-------- Records for this task

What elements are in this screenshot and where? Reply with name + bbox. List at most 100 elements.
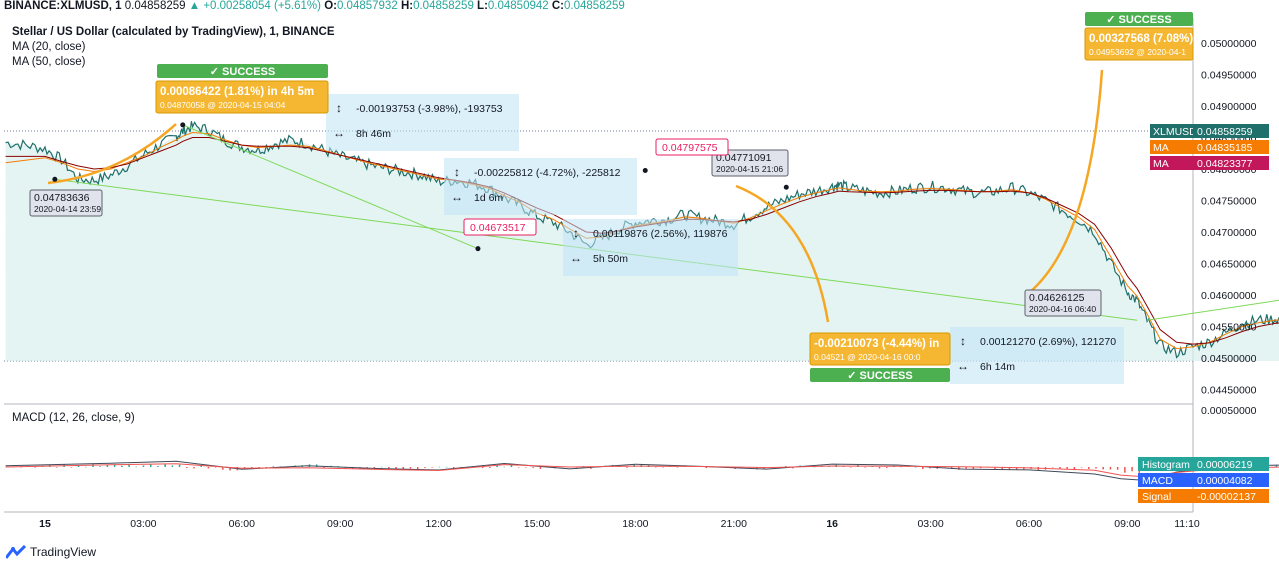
histogram-bar (481, 467, 484, 469)
measure-bg (444, 158, 637, 215)
measure-value: 0.00121270 (2.69%), 121270 (980, 336, 1116, 348)
histogram-bar (135, 466, 138, 468)
histogram-bar (871, 466, 874, 468)
price-tick-label: 0.04600000 (1201, 290, 1257, 302)
histogram-bar (229, 467, 231, 471)
price-scale-label[interactable]: MA 0.04823377 (1150, 156, 1269, 170)
histogram-bar (626, 467, 628, 468)
trend-line[interactable] (1147, 279, 1279, 321)
scale-label-name: MA (1153, 158, 1169, 170)
callout-box (1024, 289, 1102, 317)
price-scale-label[interactable]: MA 0.04835185 (1150, 140, 1269, 154)
success-badge[interactable]: ✓ SUCCESS (157, 64, 328, 78)
success-text: ✓ SUCCESS (847, 370, 912, 382)
success-badge[interactable]: ✓ SUCCESS (810, 368, 950, 382)
histogram-bar (813, 466, 816, 468)
callout-box (711, 149, 789, 177)
histogram-bar (655, 467, 657, 468)
histogram-bar (409, 467, 412, 469)
marker-point[interactable] (783, 184, 789, 190)
histogram-bar (200, 465, 202, 467)
histogram-bar (784, 466, 787, 467)
target-annotation[interactable]: 0.00327568 (7.08%) 0.04953692 @ 2020-04-1 (1084, 27, 1194, 61)
signal-line (5, 463, 1279, 478)
target-annotation[interactable]: 0.00086422 (1.81%) in 4h 5m 0.04870058 @ … (155, 80, 329, 114)
macd-scale-label[interactable]: MACD 0.00004082 (1138, 473, 1269, 487)
annotation-bg (1084, 27, 1194, 61)
measure-box[interactable]: ↕ 0.00119876 (2.56%), 119876 ↔ 5h 50m (563, 219, 738, 276)
measure-box[interactable]: ↕ -0.00193753 (-3.98%), -193753 ↔ 8h 46m (326, 94, 519, 151)
scale-label-name: XLMUSD (1153, 126, 1197, 138)
callout-box (29, 189, 103, 217)
price-tick-label: 0.04650000 (1201, 259, 1257, 271)
time-tick-label: 11:10 (1174, 518, 1200, 530)
success-badge[interactable]: ✓ SUCCESS (1085, 12, 1193, 26)
histogram-bar (1109, 467, 1112, 470)
annotation-sub: 0.04870058 @ 2020-04-15 04:04 (160, 100, 286, 110)
marker-point[interactable] (52, 176, 58, 182)
callout-price: 0.04626125 (1029, 292, 1085, 304)
macd-label-value-bg (1193, 473, 1269, 487)
tradingview-logo[interactable]: TradingView (6, 545, 96, 559)
histogram-bar (539, 467, 542, 469)
macd-label-name: Histogram (1142, 459, 1190, 471)
macd-label-value: -0.00002137 (1197, 491, 1256, 503)
scale-label-name-bg (1150, 140, 1193, 154)
macd-legend[interactable]: MACD (12, 26, close, 9) (12, 412, 135, 424)
price-scale-label[interactable]: XLMUSD 0.04858259 (1150, 124, 1269, 138)
success-text: ✓ SUCCESS (1106, 14, 1171, 26)
marker-point[interactable] (642, 168, 648, 174)
chart-title[interactable]: Stellar / US Dollar (calculated by Tradi… (12, 26, 335, 38)
histogram-bar (929, 467, 931, 469)
histogram-bar (532, 467, 534, 468)
close-value: 0.04858259 (564, 0, 625, 12)
low-value: 0.04850942 (487, 0, 549, 12)
price-callout-pink[interactable]: 0.04673517 (463, 218, 537, 236)
measure-duration: 1d 6m (474, 192, 503, 204)
marker-point[interactable] (475, 246, 481, 252)
histogram-bar (914, 466, 917, 468)
histogram-bar (1001, 467, 1003, 470)
histogram-bar (438, 466, 441, 468)
measure-box[interactable]: ↕ -0.00225812 (-4.72%), -225812 ↔ 1d 6m (444, 158, 637, 215)
trend-line[interactable] (182, 124, 479, 250)
macd-scale-label[interactable]: Signal -0.00002137 (1138, 489, 1269, 503)
histogram-bar (445, 466, 448, 468)
callout-price: 0.04771091 (716, 152, 772, 164)
time-tick-label: 06:00 (229, 518, 255, 530)
measure-horizontal-icon: ↔ (333, 126, 345, 140)
histogram-bar (258, 467, 260, 468)
macd-label-name: Signal (1142, 491, 1171, 503)
histogram-bar (510, 464, 513, 467)
histogram-bar (416, 467, 419, 470)
macd-label-name-bg (1138, 457, 1193, 471)
time-tick-label: 15 (39, 518, 51, 530)
histogram-bar (979, 467, 982, 469)
measure-bg (326, 94, 519, 151)
scale-label-value-bg (1193, 156, 1269, 170)
macd-label-value-bg (1193, 457, 1269, 471)
callout-box (463, 218, 537, 236)
annotation-sub: 0.04953692 @ 2020-04-1 (1089, 47, 1186, 57)
measure-box[interactable]: ↕ 0.00121270 (2.69%), 121270 ↔ 6h 14m (950, 327, 1124, 384)
ma20-legend[interactable]: MA (20, close) (12, 41, 86, 53)
symbol-name[interactable]: BINANCE:XLMUSD, 1 (4, 0, 122, 12)
histogram-bar (121, 465, 123, 467)
callout-box (655, 138, 729, 156)
ma50-legend[interactable]: MA (50, close) (12, 56, 86, 68)
histogram-bar (705, 467, 708, 469)
histogram-bar (878, 467, 881, 469)
price-callout-pink[interactable]: 0.04797575 (655, 138, 729, 156)
macd-scale-label[interactable]: Histogram 0.00006219 (1138, 457, 1269, 471)
histogram-bar (1095, 467, 1097, 469)
price-tick-label: 0.05000000 (1201, 38, 1257, 50)
marker-point[interactable] (180, 122, 186, 128)
annotation-bg (155, 80, 329, 114)
target-annotation[interactable]: -0.00210073 (-4.44%) in 0.04521 @ 2020-04… (809, 332, 951, 366)
time-tick-label: 21:00 (721, 518, 747, 530)
histogram-bar (34, 467, 37, 468)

----------------

| Your task |
Update the listing above by replacing "callout-box" with "label-box" everywhere it appears, leaving everything else unchanged. Omit the pictures.

| Reply to the exercise |
What elements are in this screenshot and where? Reply with name + bbox. List at most 100 elements.
histogram-bar (481, 467, 484, 469)
measure-bg (444, 158, 637, 215)
measure-value: 0.00121270 (2.69%), 121270 (980, 336, 1116, 348)
histogram-bar (135, 466, 138, 468)
histogram-bar (871, 466, 874, 468)
price-tick-label: 0.04600000 (1201, 290, 1257, 302)
histogram-bar (229, 467, 231, 471)
price-scale-label[interactable]: MA 0.04823377 (1150, 156, 1269, 170)
histogram-bar (626, 467, 628, 468)
trend-line[interactable] (1147, 279, 1279, 321)
scale-label-name: MA (1153, 158, 1169, 170)
label-box (1024, 289, 1102, 317)
price-scale-label[interactable]: MA 0.04835185 (1150, 140, 1269, 154)
success-badge[interactable]: ✓ SUCCESS (157, 64, 328, 78)
success-text: ✓ SUCCESS (847, 370, 912, 382)
success-badge[interactable]: ✓ SUCCESS (810, 368, 950, 382)
histogram-bar (813, 466, 816, 468)
label-box (711, 149, 789, 177)
histogram-bar (655, 467, 657, 468)
histogram-bar (409, 467, 412, 469)
marker-point[interactable] (783, 184, 789, 190)
histogram-bar (200, 465, 202, 467)
histogram-bar (784, 466, 787, 467)
target-annotation[interactable]: 0.00327568 (7.08%) 0.04953692 @ 2020-04-1 (1084, 27, 1194, 61)
signal-line (5, 463, 1279, 478)
target-annotation[interactable]: 0.00086422 (1.81%) in 4h 5m 0.04870058 @ … (155, 80, 329, 114)
macd-scale-label[interactable]: MACD 0.00004082 (1138, 473, 1269, 487)
annotation-bg (1084, 27, 1194, 61)
measure-box[interactable]: ↕ 0.00119876 (2.56%), 119876 ↔ 5h 50m (563, 219, 738, 276)
measure-box[interactable]: ↕ -0.00193753 (-3.98%), -193753 ↔ 8h 46m (326, 94, 519, 151)
scale-label-name: XLMUSD (1153, 126, 1197, 138)
label-box (29, 189, 103, 217)
price-tick-label: 0.04650000 (1201, 259, 1257, 271)
time-tick-label: 11:10 (1174, 518, 1200, 530)
success-badge[interactable]: ✓ SUCCESS (1085, 12, 1193, 26)
histogram-bar (1109, 467, 1112, 470)
annotation-sub: 0.04870058 @ 2020-04-15 04:04 (160, 100, 286, 110)
marker-point[interactable] (52, 176, 58, 182)
callout-price: 0.04626125 (1029, 292, 1085, 304)
macd-label-value-bg (1193, 473, 1269, 487)
tradingview-logo[interactable]: TradingView (6, 545, 96, 559)
histogram-bar (539, 467, 542, 469)
macd-label-name: Histogram (1142, 459, 1190, 471)
macd-label-value: -0.00002137 (1197, 491, 1256, 503)
scale-label-name-bg (1150, 140, 1193, 154)
macd-legend[interactable]: MACD (12, 26, close, 9) (12, 412, 135, 424)
price-scale-label[interactable]: XLMUSD 0.04858259 (1150, 124, 1269, 138)
success-text: ✓ SUCCESS (1106, 14, 1171, 26)
marker-point[interactable] (642, 168, 648, 174)
chart-title[interactable]: Stellar / US Dollar (calculated by Tradi… (12, 26, 335, 38)
histogram-bar (929, 467, 931, 469)
histogram-bar (532, 467, 534, 468)
close-value: 0.04858259 (564, 0, 625, 12)
low-value: 0.04850942 (487, 0, 549, 12)
price-callout-pink[interactable]: 0.04673517 (463, 218, 537, 236)
measure-duration: 1d 6m (474, 192, 503, 204)
marker-point[interactable] (475, 246, 481, 252)
histogram-bar (914, 466, 917, 468)
histogram-bar (1001, 467, 1003, 470)
histogram-bar (438, 466, 441, 468)
measure-box[interactable]: ↕ -0.00225812 (-4.72%), -225812 ↔ 1d 6m (444, 158, 637, 215)
trend-line[interactable] (182, 124, 479, 250)
macd-scale-label[interactable]: Signal -0.00002137 (1138, 489, 1269, 503)
histogram-bar (445, 466, 448, 468)
callout-price: 0.04771091 (716, 152, 772, 164)
time-tick-label: 06:00 (229, 518, 255, 530)
measure-horizontal-icon: ↔ (333, 126, 345, 140)
histogram-bar (258, 467, 260, 468)
macd-label-name: Signal (1142, 491, 1171, 503)
histogram-bar (510, 464, 513, 467)
histogram-bar (416, 467, 419, 470)
macd-label-name-bg (1138, 457, 1193, 471)
time-tick-label: 15 (39, 518, 51, 530)
histogram-bar (979, 467, 982, 469)
measure-bg (326, 94, 519, 151)
scale-label-value-bg (1193, 156, 1269, 170)
macd-label-value-bg (1193, 457, 1269, 471)
label-box (463, 218, 537, 236)
annotation-sub: 0.04953692 @ 2020-04-1 (1089, 47, 1186, 57)
measure-box[interactable]: ↕ 0.00121270 (2.69%), 121270 ↔ 6h 14m (950, 327, 1124, 384)
ma20-legend[interactable]: MA (20, close) (12, 41, 86, 53)
symbol-name[interactable]: BINANCE:XLMUSD, 1 (4, 0, 122, 12)
histogram-bar (121, 465, 123, 467)
label-box (655, 138, 729, 156)
ma50-legend[interactable]: MA (50, close) (12, 56, 86, 68)
histogram-bar (705, 467, 708, 469)
histogram-bar (878, 467, 881, 469)
price-callout-pink[interactable]: 0.04797575 (655, 138, 729, 156)
macd-scale-label[interactable]: Histogram 0.00006219 (1138, 457, 1269, 471)
histogram-bar (1095, 467, 1097, 469)
price-tick-label: 0.05000000 (1201, 38, 1257, 50)
marker-point[interactable] (180, 122, 186, 128)
annotation-bg (155, 80, 329, 114)
target-annotation[interactable]: -0.00210073 (-4.44%) in 0.04521 @ 2020-04… (809, 332, 951, 366)
time-tick-label: 21:00 (721, 518, 747, 530)
histogram-bar (34, 467, 37, 468)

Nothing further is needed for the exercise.